Stated task:
Skip the images and copy each record exactly as written.
** Begin Records provided **
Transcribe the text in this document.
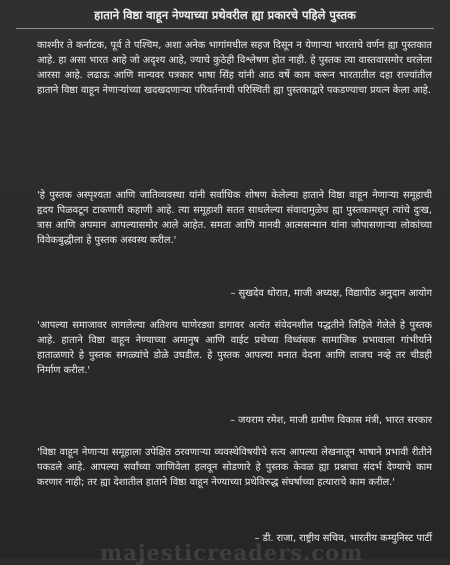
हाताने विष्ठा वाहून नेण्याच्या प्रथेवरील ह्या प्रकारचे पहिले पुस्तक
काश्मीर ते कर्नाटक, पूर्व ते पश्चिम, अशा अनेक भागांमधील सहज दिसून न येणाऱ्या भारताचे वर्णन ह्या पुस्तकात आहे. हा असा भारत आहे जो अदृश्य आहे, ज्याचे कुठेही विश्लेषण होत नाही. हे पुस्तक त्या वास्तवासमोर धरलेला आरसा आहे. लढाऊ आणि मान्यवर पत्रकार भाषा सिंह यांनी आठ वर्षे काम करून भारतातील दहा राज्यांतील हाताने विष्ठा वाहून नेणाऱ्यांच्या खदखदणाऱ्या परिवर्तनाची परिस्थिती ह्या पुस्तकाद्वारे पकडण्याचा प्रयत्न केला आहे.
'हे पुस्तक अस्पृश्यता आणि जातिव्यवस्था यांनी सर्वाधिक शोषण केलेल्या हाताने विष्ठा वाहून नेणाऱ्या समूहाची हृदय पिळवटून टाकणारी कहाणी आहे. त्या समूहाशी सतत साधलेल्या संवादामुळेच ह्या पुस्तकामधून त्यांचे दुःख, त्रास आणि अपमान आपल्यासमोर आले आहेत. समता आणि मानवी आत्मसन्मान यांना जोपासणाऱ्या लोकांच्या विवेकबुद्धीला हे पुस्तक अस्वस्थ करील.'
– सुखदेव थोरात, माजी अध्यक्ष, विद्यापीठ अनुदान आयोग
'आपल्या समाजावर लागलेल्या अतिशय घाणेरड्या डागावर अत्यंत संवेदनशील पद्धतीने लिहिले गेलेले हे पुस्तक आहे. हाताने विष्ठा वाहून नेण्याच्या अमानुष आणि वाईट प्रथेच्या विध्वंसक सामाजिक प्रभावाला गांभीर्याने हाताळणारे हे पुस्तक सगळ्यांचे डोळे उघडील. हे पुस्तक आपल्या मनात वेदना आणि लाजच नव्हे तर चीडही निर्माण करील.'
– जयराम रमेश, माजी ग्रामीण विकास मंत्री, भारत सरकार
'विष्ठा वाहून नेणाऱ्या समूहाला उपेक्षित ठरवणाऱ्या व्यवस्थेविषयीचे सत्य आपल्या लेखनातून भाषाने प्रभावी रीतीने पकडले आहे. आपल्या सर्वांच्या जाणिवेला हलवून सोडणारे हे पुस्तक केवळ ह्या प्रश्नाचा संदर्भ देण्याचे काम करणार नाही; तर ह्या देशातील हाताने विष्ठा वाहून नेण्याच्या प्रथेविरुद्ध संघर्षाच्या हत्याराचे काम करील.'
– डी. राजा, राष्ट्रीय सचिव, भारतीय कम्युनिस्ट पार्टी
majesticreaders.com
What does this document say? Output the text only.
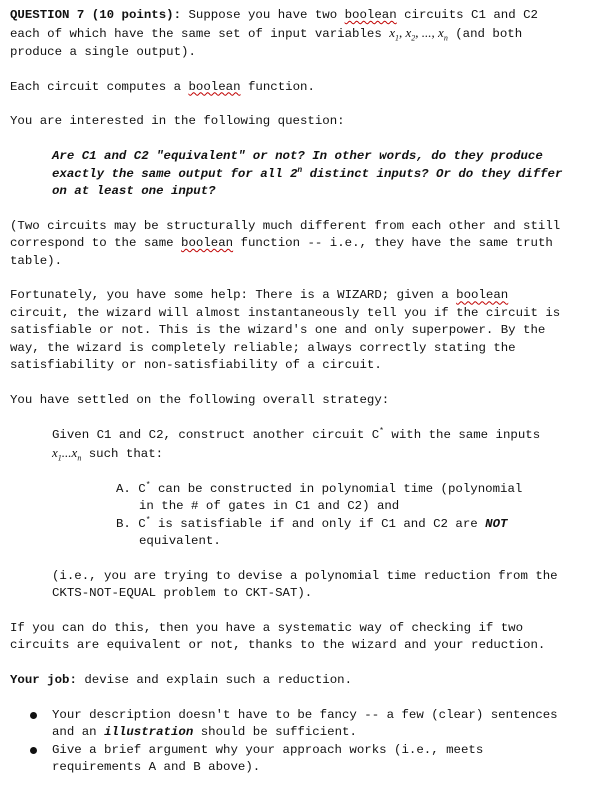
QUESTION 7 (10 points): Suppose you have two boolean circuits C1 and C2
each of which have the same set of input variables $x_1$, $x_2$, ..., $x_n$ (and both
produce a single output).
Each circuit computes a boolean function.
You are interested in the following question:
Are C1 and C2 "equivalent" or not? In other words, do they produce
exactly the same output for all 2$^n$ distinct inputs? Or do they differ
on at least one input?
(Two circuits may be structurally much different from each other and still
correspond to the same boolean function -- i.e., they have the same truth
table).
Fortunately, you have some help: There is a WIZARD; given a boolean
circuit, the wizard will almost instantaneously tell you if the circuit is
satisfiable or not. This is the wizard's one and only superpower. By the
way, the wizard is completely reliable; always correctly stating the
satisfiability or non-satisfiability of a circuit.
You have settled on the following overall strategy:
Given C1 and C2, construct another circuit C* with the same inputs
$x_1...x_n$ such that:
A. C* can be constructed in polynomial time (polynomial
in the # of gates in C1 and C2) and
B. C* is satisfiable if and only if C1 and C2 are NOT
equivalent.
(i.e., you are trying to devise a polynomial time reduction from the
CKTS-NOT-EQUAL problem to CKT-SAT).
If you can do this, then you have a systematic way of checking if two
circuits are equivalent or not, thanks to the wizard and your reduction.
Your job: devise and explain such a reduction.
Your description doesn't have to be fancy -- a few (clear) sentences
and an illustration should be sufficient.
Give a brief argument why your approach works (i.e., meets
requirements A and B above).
** End Records provided **
The result:
Transcribe the text in this document.
हाताने विष्ठा वाहून नेण्याच्या प्रथेवरील ह्या प्रकारचे पहिले पुस्तक
काश्मीर ते कर्नाटक, पूर्व ते पश्चिम, अशा अनेक भागांमधील सहज दिसून न येणाऱ्या भारताचे वर्णन ह्या पुस्तकात आहे. हा असा भारत आहे जो अदृश्य आहे, ज्याचे कुठेही विश्लेषण होत नाही. हे पुस्तक त्या वास्तवासमोर धरलेला आरसा आहे. लढाऊ आणि मान्यवर पत्रकार भाषा सिंह यांनी आठ वर्षे काम करून भारतातील दहा राज्यांतील हाताने विष्ठा वाहून नेणाऱ्यांच्या खदखदणाऱ्या परिवर्तनाची परिस्थिती ह्या पुस्तकाद्वारे पकडण्याचा प्रयत्न केला आहे.
'हे पुस्तक अस्पृश्यता आणि जातिव्यवस्था यांनी सर्वाधिक शोषण केलेल्या हाताने विष्ठा वाहून नेणाऱ्या समूहाची हृदय पिळवटून टाकणारी कहाणी आहे. त्या समूहाशी सतत साधलेल्या संवादामुळेच ह्या पुस्तकामधून त्यांचे दुःख, त्रास आणि अपमान आपल्यासमोर आले आहेत. समता आणि मानवी आत्मसन्मान यांना जोपासणाऱ्या लोकांच्या विवेकबुद्धीला हे पुस्तक अस्वस्थ करील.'
– सुखदेव थोरात, माजी अध्यक्ष, विद्यापीठ अनुदान आयोग
'आपल्या समाजावर लागलेल्या अतिशय घाणेरड्या डागावर अत्यंत संवेदनशील पद्धतीने लिहिले गेलेले हे पुस्तक आहे. हाताने विष्ठा वाहून नेण्याच्या अमानुष आणि वाईट प्रथेच्या विध्वंसक सामाजिक प्रभावाला गांभीर्याने हाताळणारे हे पुस्तक सगळ्यांचे डोळे उघडील. हे पुस्तक आपल्या मनात वेदना आणि लाजच नव्हे तर चीडही निर्माण करील.'
– जयराम रमेश, माजी ग्रामीण विकास मंत्री, भारत सरकार
'विष्ठा वाहून नेणाऱ्या समूहाला उपेक्षित ठरवणाऱ्या व्यवस्थेविषयीचे सत्य आपल्या लेखनातून भाषाने प्रभावी रीतीने पकडले आहे. आपल्या सर्वांच्या जाणिवेला हलवून सोडणारे हे पुस्तक केवळ ह्या प्रश्नाचा संदर्भ देण्याचे काम करणार नाही; तर ह्या देशातील हाताने विष्ठा वाहून नेण्याच्या प्रथेविरुद्ध संघर्षाच्या हत्याराचे काम करील.'
– डी. राजा, राष्ट्रीय सचिव, भारतीय कम्युनिस्ट पार्टी
majesticreaders.com
What does this document say? Output the text only.
QUESTION 7 (10 points): Suppose you have two boolean circuits C1 and C2
each of which have the same set of input variables $x_1$, $x_2$, ..., $x_n$ (and both
produce a single output).
Each circuit computes a boolean function.
You are interested in the following question:
Are C1 and C2 "equivalent" or not? In other words, do they produce
exactly the same output for all 2$^n$ distinct inputs? Or do they differ
on at least one input?
(Two circuits may be structurally much different from each other and still
correspond to the same boolean function -- i.e., they have the same truth
table).
Fortunately, you have some help: There is a WIZARD; given a boolean
circuit, the wizard will almost instantaneously tell you if the circuit is
satisfiable or not. This is the wizard's one and only superpower. By the
way, the wizard is completely reliable; always correctly stating the
satisfiability or non-satisfiability of a circuit.
You have settled on the following overall strategy:
Given C1 and C2, construct another circuit C* with the same inputs
$x_1...x_n$ such that:
A. C* can be constructed in polynomial time (polynomial
in the # of gates in C1 and C2) and
B. C* is satisfiable if and only if C1 and C2 are NOT
equivalent.
(i.e., you are trying to devise a polynomial time reduction from the
CKTS-NOT-EQUAL problem to CKT-SAT).
If you can do this, then you have a systematic way of checking if two
circuits are equivalent or not, thanks to the wizard and your reduction.
Your job: devise and explain such a reduction.
Your description doesn't have to be fancy -- a few (clear) sentences
and an illustration should be sufficient.
Give a brief argument why your approach works (i.e., meets
requirements A and B above).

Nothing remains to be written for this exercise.